• _MATERIAL PROVIDED_:
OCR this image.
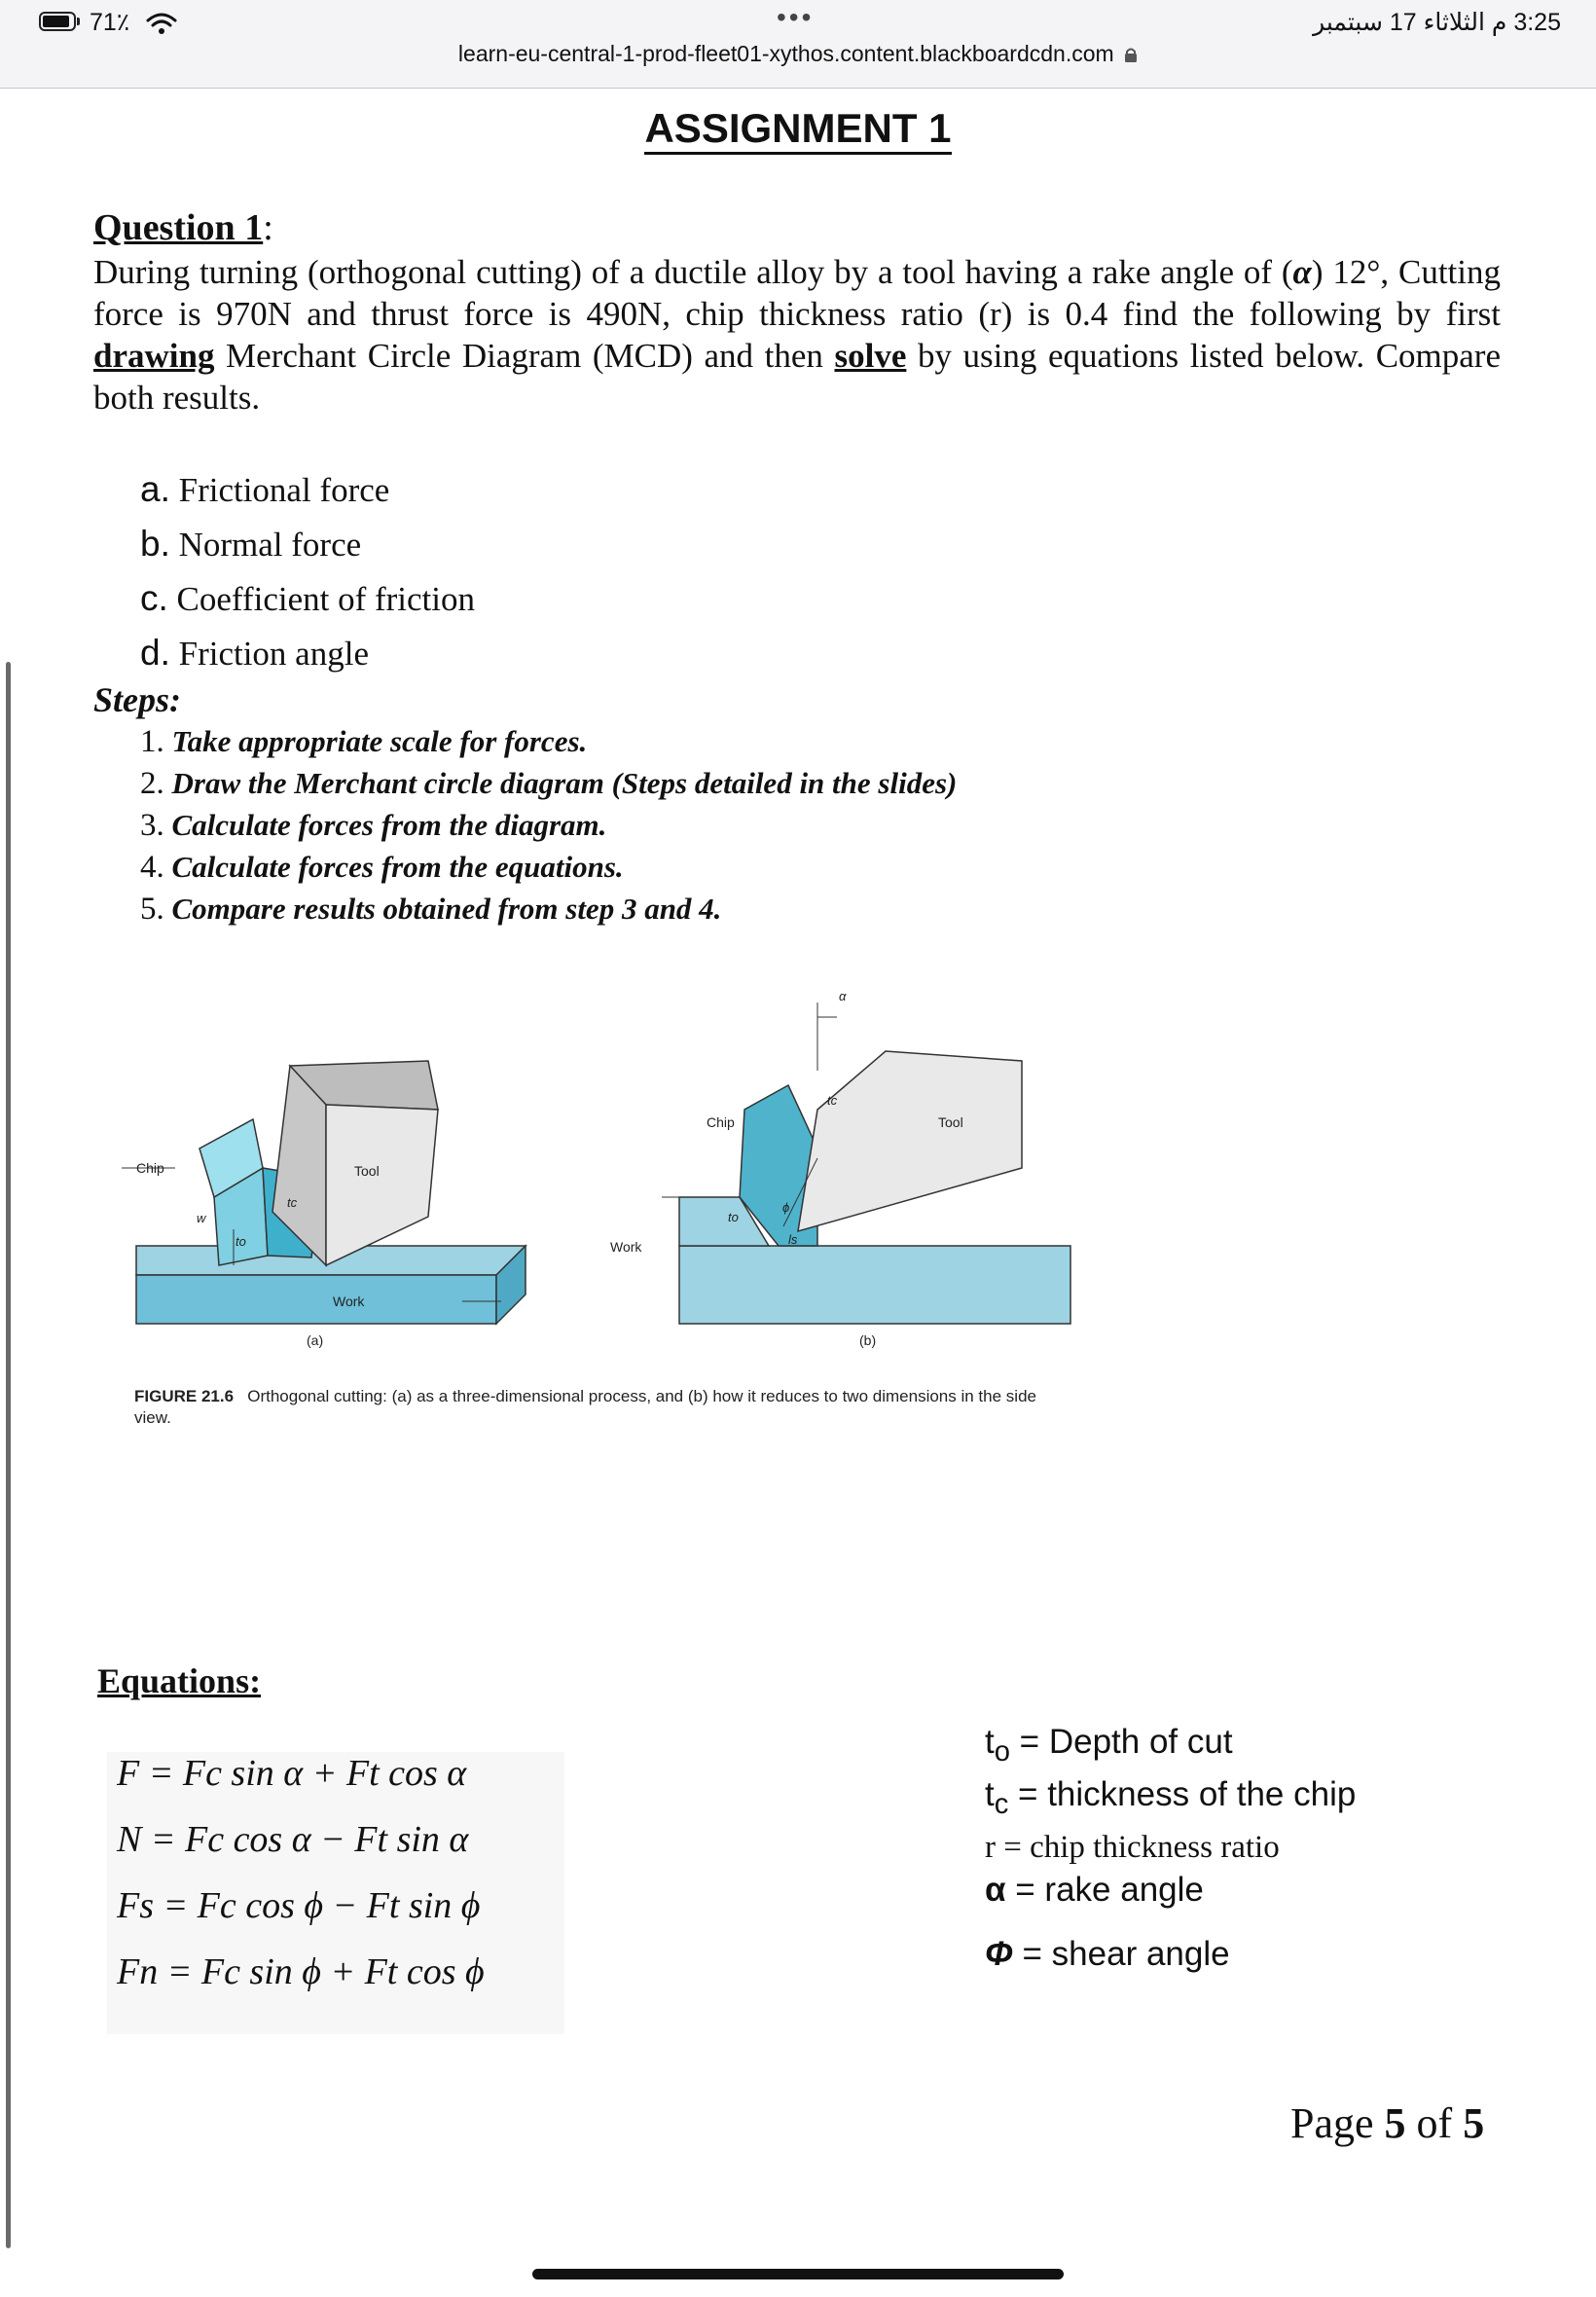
71٪	•••	3:25 م الثلاثاء 17 سبتمبر
learn-eu-central-1-prod-fleet01-xythos.content.blackboardcdn.com
ASSIGNMENT 1
Question 1:
During turning (orthogonal cutting) of a ductile alloy by a tool having a rake angle of (α) 12°, Cutting force is 970N and thrust force is 490N, chip thickness ratio (r) is 0.4 find the following by first drawing Merchant Circle Diagram (MCD) and then solve by using equations listed below. Compare both results.
a. Frictional force
b. Normal force
c. Coefficient of friction
d. Friction angle
Steps:
1. Take appropriate scale for forces.
2. Draw the Merchant circle diagram (Steps detailed in the slides)
3. Calculate forces from the diagram.
4. Calculate forces from the equations.
5. Compare results obtained from step 3 and 4.
Chip	Tool
Work
w
tc
to
(a)
Chip	Tool
Work
tc
to
ϕ
ls
α
(b)
FIGURE 21.6 Orthogonal cutting: (a) as a three-dimensional process, and (b) how it reduces to two dimensions in the side view.
Equations:
F = Fc sin α + Ft cos α
N = Fc cos α − Ft sin α
Fs = Fc cos ϕ − Ft sin ϕ
Fn = Fc sin ϕ + Ft cos ϕ
$t_o$ = Depth of cut
$t_c$ = thickness of the chip
r = chip thickness ratio
α = rake angle
Φ = shear angle
Page 5 of 5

• _INSTRUCTIONS FOR THE TASK_:
Report the number of lines in the listing above that include the word "forces", and nothing else.

• _RIGHT ANSWER_:
3